** START OF EXTRACTED ENTRIES **

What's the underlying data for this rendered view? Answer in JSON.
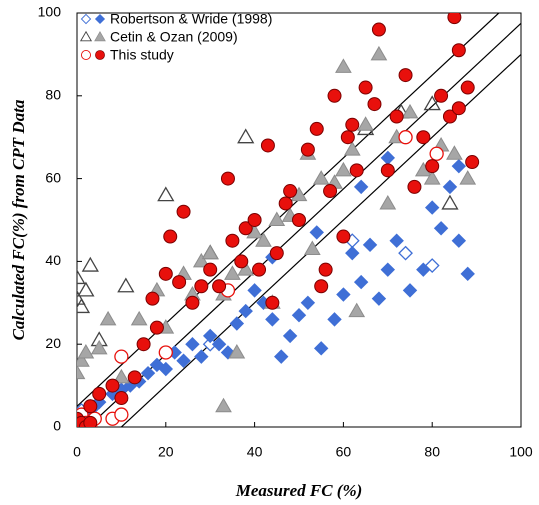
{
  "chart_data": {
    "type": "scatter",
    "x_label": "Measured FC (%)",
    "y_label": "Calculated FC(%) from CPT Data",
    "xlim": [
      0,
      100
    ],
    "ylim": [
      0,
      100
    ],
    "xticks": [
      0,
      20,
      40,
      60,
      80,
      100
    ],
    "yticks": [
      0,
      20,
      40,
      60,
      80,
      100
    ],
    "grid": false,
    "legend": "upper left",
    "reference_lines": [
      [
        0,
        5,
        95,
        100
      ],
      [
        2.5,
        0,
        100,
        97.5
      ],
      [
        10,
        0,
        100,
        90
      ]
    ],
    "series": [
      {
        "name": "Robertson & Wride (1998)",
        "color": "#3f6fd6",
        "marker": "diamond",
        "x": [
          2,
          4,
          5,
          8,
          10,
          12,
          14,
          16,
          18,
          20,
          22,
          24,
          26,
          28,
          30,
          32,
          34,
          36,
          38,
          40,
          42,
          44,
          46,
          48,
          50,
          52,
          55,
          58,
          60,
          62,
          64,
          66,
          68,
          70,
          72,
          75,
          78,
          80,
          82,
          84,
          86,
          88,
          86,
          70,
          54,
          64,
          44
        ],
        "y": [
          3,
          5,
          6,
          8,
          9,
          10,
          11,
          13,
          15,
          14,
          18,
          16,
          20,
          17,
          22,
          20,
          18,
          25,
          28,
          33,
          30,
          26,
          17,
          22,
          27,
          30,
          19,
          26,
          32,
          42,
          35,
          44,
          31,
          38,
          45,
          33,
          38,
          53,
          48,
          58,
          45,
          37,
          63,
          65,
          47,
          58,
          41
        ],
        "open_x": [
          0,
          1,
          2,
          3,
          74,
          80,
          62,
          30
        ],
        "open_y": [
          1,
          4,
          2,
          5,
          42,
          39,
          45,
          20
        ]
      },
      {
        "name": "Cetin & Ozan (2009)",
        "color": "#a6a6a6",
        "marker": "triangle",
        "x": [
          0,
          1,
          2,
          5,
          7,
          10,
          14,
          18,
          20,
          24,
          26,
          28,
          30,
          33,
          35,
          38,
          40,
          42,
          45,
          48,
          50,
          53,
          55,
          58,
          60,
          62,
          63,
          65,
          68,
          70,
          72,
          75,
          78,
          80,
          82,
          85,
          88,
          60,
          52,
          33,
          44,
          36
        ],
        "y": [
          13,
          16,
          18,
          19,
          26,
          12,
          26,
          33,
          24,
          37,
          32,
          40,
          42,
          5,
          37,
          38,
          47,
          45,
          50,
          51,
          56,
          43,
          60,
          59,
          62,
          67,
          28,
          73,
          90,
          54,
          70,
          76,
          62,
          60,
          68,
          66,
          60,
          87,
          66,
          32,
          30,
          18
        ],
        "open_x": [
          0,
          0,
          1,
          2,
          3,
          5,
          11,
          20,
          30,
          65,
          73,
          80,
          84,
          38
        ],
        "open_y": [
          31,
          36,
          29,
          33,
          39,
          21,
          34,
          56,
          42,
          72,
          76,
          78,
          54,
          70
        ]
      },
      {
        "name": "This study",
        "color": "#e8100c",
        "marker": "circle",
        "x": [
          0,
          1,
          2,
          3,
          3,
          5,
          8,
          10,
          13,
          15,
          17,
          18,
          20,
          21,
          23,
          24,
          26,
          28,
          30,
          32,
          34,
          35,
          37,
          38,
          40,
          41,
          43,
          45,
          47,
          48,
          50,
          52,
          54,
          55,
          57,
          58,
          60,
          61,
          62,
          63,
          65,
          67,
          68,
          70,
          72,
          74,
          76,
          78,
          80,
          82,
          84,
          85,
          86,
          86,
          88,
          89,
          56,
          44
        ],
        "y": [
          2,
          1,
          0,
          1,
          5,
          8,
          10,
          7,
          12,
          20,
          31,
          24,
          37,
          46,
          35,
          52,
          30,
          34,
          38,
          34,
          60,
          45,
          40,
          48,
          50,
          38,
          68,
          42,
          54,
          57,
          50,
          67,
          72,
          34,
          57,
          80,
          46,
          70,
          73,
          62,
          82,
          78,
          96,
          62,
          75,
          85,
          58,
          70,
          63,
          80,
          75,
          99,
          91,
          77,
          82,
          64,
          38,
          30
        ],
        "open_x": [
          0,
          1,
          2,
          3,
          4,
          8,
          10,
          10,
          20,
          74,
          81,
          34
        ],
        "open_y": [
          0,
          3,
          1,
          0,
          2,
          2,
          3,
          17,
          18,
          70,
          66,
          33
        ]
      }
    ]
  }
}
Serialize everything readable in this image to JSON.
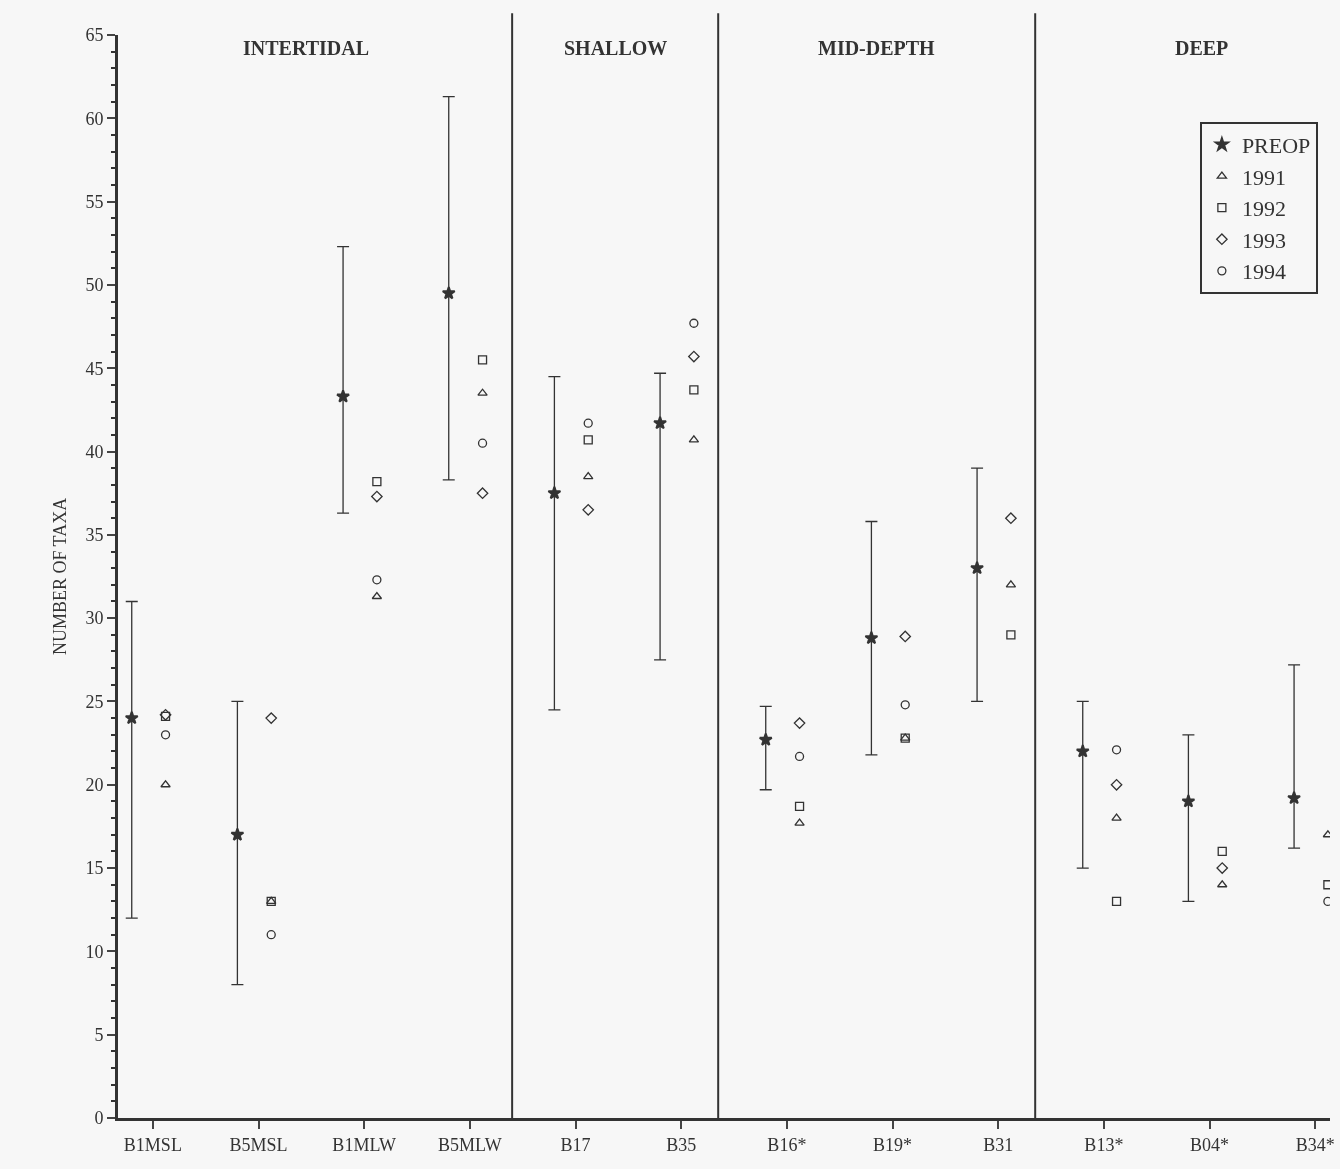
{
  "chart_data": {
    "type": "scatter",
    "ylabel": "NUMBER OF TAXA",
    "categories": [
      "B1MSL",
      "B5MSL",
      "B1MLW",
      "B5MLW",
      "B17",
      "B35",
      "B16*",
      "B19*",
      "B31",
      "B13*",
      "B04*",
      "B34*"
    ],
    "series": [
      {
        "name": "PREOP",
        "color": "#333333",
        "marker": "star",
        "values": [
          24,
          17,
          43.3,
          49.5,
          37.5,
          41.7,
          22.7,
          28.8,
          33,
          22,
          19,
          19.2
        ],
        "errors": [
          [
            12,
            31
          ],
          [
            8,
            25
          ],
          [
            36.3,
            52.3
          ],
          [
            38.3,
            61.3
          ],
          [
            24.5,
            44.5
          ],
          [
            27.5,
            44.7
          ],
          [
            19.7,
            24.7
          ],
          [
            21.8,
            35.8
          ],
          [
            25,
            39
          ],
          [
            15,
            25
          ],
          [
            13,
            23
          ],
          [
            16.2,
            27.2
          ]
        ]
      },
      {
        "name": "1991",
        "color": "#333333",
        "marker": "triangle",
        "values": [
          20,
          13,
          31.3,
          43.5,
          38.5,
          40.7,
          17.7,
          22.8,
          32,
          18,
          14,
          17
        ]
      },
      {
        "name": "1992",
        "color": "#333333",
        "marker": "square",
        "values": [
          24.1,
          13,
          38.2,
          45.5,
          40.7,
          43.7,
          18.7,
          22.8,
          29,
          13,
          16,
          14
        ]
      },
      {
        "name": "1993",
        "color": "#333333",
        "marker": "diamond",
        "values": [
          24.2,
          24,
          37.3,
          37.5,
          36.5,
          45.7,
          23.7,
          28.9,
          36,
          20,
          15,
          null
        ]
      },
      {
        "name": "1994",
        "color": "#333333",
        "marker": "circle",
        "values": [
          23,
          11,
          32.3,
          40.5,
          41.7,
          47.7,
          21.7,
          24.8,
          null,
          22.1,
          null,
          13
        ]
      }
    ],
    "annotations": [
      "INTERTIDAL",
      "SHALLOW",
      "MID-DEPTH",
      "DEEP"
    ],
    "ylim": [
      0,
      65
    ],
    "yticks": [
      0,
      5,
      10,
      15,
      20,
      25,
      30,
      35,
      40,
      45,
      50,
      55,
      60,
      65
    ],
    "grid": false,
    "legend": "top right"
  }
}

** END OF EXTRACTED ENTRIES **

■ **SHORT TASK**
The records above need to be restated word for word, with the pictures left out.

■ **TASK RESULT**
What's the underlying data for this rendered view? Answer in JSON.
{
  "chart_data": {
    "type": "scatter",
    "x_label": "Measured FC (%)",
    "y_label": "Calculated FC(%) from CPT Data",
    "xlim": [
      0,
      100
    ],
    "ylim": [
      0,
      100
    ],
    "xticks": [
      0,
      20,
      40,
      60,
      80,
      100
    ],
    "yticks": [
      0,
      20,
      40,
      60,
      80,
      100
    ],
    "grid": false,
    "legend": "upper left",
    "reference_lines": [
      [
        0,
        5,
        95,
        100
      ],
      [
        2.5,
        0,
        100,
        97.5
      ],
      [
        10,
        0,
        100,
        90
      ]
    ],
    "series": [
      {
        "name": "Robertson & Wride (1998)",
        "color": "#3f6fd6",
        "marker": "diamond",
        "x": [
          2,
          4,
          5,
          8,
          10,
          12,
          14,
          16,
          18,
          20,
          22,
          24,
          26,
          28,
          30,
          32,
          34,
          36,
          38,
          40,
          42,
          44,
          46,
          48,
          50,
          52,
          55,
          58,
          60,
          62,
          64,
          66,
          68,
          70,
          72,
          75,
          78,
          80,
          82,
          84,
          86,
          88,
          86,
          70,
          54,
          64,
          44
        ],
        "y": [
          3,
          5,
          6,
          8,
          9,
          10,
          11,
          13,
          15,
          14,
          18,
          16,
          20,
          17,
          22,
          20,
          18,
          25,
          28,
          33,
          30,
          26,
          17,
          22,
          27,
          30,
          19,
          26,
          32,
          42,
          35,
          44,
          31,
          38,
          45,
          33,
          38,
          53,
          48,
          58,
          45,
          37,
          63,
          65,
          47,
          58,
          41
        ],
        "open_x": [
          0,
          1,
          2,
          3,
          74,
          80,
          62,
          30
        ],
        "open_y": [
          1,
          4,
          2,
          5,
          42,
          39,
          45,
          20
        ]
      },
      {
        "name": "Cetin & Ozan (2009)",
        "color": "#a6a6a6",
        "marker": "triangle",
        "x": [
          0,
          1,
          2,
          5,
          7,
          10,
          14,
          18,
          20,
          24,
          26,
          28,
          30,
          33,
          35,
          38,
          40,
          42,
          45,
          48,
          50,
          53,
          55,
          58,
          60,
          62,
          63,
          65,
          68,
          70,
          72,
          75,
          78,
          80,
          82,
          85,
          88,
          60,
          52,
          33,
          44,
          36
        ],
        "y": [
          13,
          16,
          18,
          19,
          26,
          12,
          26,
          33,
          24,
          37,
          32,
          40,
          42,
          5,
          37,
          38,
          47,
          45,
          50,
          51,
          56,
          43,
          60,
          59,
          62,
          67,
          28,
          73,
          90,
          54,
          70,
          76,
          62,
          60,
          68,
          66,
          60,
          87,
          66,
          32,
          30,
          18
        ],
        "open_x": [
          0,
          0,
          1,
          2,
          3,
          5,
          11,
          20,
          30,
          65,
          73,
          80,
          84,
          38
        ],
        "open_y": [
          31,
          36,
          29,
          33,
          39,
          21,
          34,
          56,
          42,
          72,
          76,
          78,
          54,
          70
        ]
      },
      {
        "name": "This study",
        "color": "#e8100c",
        "marker": "circle",
        "x": [
          0,
          1,
          2,
          3,
          3,
          5,
          8,
          10,
          13,
          15,
          17,
          18,
          20,
          21,
          23,
          24,
          26,
          28,
          30,
          32,
          34,
          35,
          37,
          38,
          40,
          41,
          43,
          45,
          47,
          48,
          50,
          52,
          54,
          55,
          57,
          58,
          60,
          61,
          62,
          63,
          65,
          67,
          68,
          70,
          72,
          74,
          76,
          78,
          80,
          82,
          84,
          85,
          86,
          86,
          88,
          89,
          56,
          44
        ],
        "y": [
          2,
          1,
          0,
          1,
          5,
          8,
          10,
          7,
          12,
          20,
          31,
          24,
          37,
          46,
          35,
          52,
          30,
          34,
          38,
          34,
          60,
          45,
          40,
          48,
          50,
          38,
          68,
          42,
          54,
          57,
          50,
          67,
          72,
          34,
          57,
          80,
          46,
          70,
          73,
          62,
          82,
          78,
          96,
          62,
          75,
          85,
          58,
          70,
          63,
          80,
          75,
          99,
          91,
          77,
          82,
          64,
          38,
          30
        ],
        "open_x": [
          0,
          1,
          2,
          3,
          4,
          8,
          10,
          10,
          20,
          74,
          81,
          34
        ],
        "open_y": [
          0,
          3,
          1,
          0,
          2,
          2,
          3,
          17,
          18,
          70,
          66,
          33
        ]
      }
    ]
  }
}
Serialize everything readable in this image to JSON.
{
  "chart_data": {
    "type": "scatter",
    "ylabel": "NUMBER OF TAXA",
    "categories": [
      "B1MSL",
      "B5MSL",
      "B1MLW",
      "B5MLW",
      "B17",
      "B35",
      "B16*",
      "B19*",
      "B31",
      "B13*",
      "B04*",
      "B34*"
    ],
    "series": [
      {
        "name": "PREOP",
        "color": "#333333",
        "marker": "star",
        "values": [
          24,
          17,
          43.3,
          49.5,
          37.5,
          41.7,
          22.7,
          28.8,
          33,
          22,
          19,
          19.2
        ],
        "errors": [
          [
            12,
            31
          ],
          [
            8,
            25
          ],
          [
            36.3,
            52.3
          ],
          [
            38.3,
            61.3
          ],
          [
            24.5,
            44.5
          ],
          [
            27.5,
            44.7
          ],
          [
            19.7,
            24.7
          ],
          [
            21.8,
            35.8
          ],
          [
            25,
            39
          ],
          [
            15,
            25
          ],
          [
            13,
            23
          ],
          [
            16.2,
            27.2
          ]
        ]
      },
      {
        "name": "1991",
        "color": "#333333",
        "marker": "triangle",
        "values": [
          20,
          13,
          31.3,
          43.5,
          38.5,
          40.7,
          17.7,
          22.8,
          32,
          18,
          14,
          17
        ]
      },
      {
        "name": "1992",
        "color": "#333333",
        "marker": "square",
        "values": [
          24.1,
          13,
          38.2,
          45.5,
          40.7,
          43.7,
          18.7,
          22.8,
          29,
          13,
          16,
          14
        ]
      },
      {
        "name": "1993",
        "color": "#333333",
        "marker": "diamond",
        "values": [
          24.2,
          24,
          37.3,
          37.5,
          36.5,
          45.7,
          23.7,
          28.9,
          36,
          20,
          15,
          null
        ]
      },
      {
        "name": "1994",
        "color": "#333333",
        "marker": "circle",
        "values": [
          23,
          11,
          32.3,
          40.5,
          41.7,
          47.7,
          21.7,
          24.8,
          null,
          22.1,
          null,
          13
        ]
      }
    ],
    "annotations": [
      "INTERTIDAL",
      "SHALLOW",
      "MID-DEPTH",
      "DEEP"
    ],
    "ylim": [
      0,
      65
    ],
    "yticks": [
      0,
      5,
      10,
      15,
      20,
      25,
      30,
      35,
      40,
      45,
      50,
      55,
      60,
      65
    ],
    "grid": false,
    "legend": "top right"
  }
}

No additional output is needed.